-- Goal --
From the listing below, extract each entry exactly as written, minus the images.

____ Record set

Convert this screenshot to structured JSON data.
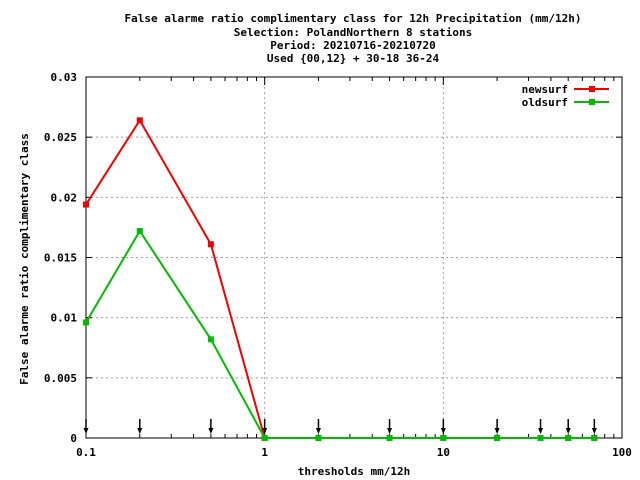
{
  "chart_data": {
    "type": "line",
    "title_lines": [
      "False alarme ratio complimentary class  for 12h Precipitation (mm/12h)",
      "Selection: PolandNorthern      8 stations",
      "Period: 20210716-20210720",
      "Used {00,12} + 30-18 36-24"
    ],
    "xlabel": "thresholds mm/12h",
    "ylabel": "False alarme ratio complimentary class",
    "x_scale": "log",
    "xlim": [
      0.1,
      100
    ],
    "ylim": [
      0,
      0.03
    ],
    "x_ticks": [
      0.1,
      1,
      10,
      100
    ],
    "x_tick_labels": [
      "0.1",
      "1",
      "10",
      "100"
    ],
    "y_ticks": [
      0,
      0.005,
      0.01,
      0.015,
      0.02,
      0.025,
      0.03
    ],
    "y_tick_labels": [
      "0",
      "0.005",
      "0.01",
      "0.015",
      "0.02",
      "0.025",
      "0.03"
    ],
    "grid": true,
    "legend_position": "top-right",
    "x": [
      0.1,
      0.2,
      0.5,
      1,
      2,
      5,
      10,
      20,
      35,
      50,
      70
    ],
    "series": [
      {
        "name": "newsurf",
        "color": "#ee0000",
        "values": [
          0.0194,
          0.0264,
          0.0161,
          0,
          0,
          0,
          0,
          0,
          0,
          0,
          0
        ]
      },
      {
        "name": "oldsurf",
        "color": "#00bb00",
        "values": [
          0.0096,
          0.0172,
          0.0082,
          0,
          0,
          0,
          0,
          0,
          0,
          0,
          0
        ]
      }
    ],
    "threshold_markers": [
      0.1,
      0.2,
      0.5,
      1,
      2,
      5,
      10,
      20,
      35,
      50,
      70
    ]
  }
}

________

-- Task solution --
Convert this screenshot to structured JSON data.
{
  "chart_data": {
    "type": "line",
    "title_lines": [
      "False alarme ratio complimentary class  for 12h Precipitation (mm/12h)",
      "Selection: PolandNorthern      8 stations",
      "Period: 20210716-20210720",
      "Used {00,12} + 30-18 36-24"
    ],
    "xlabel": "thresholds mm/12h",
    "ylabel": "False alarme ratio complimentary class",
    "x_scale": "log",
    "xlim": [
      0.1,
      100
    ],
    "ylim": [
      0,
      0.03
    ],
    "x_ticks": [
      0.1,
      1,
      10,
      100
    ],
    "x_tick_labels": [
      "0.1",
      "1",
      "10",
      "100"
    ],
    "y_ticks": [
      0,
      0.005,
      0.01,
      0.015,
      0.02,
      0.025,
      0.03
    ],
    "y_tick_labels": [
      "0",
      "0.005",
      "0.01",
      "0.015",
      "0.02",
      "0.025",
      "0.03"
    ],
    "grid": true,
    "legend_position": "top-right",
    "x": [
      0.1,
      0.2,
      0.5,
      1,
      2,
      5,
      10,
      20,
      35,
      50,
      70
    ],
    "series": [
      {
        "name": "newsurf",
        "color": "#ee0000",
        "values": [
          0.0194,
          0.0264,
          0.0161,
          0,
          0,
          0,
          0,
          0,
          0,
          0,
          0
        ]
      },
      {
        "name": "oldsurf",
        "color": "#00bb00",
        "values": [
          0.0096,
          0.0172,
          0.0082,
          0,
          0,
          0,
          0,
          0,
          0,
          0,
          0
        ]
      }
    ],
    "threshold_markers": [
      0.1,
      0.2,
      0.5,
      1,
      2,
      5,
      10,
      20,
      35,
      50,
      70
    ]
  }
}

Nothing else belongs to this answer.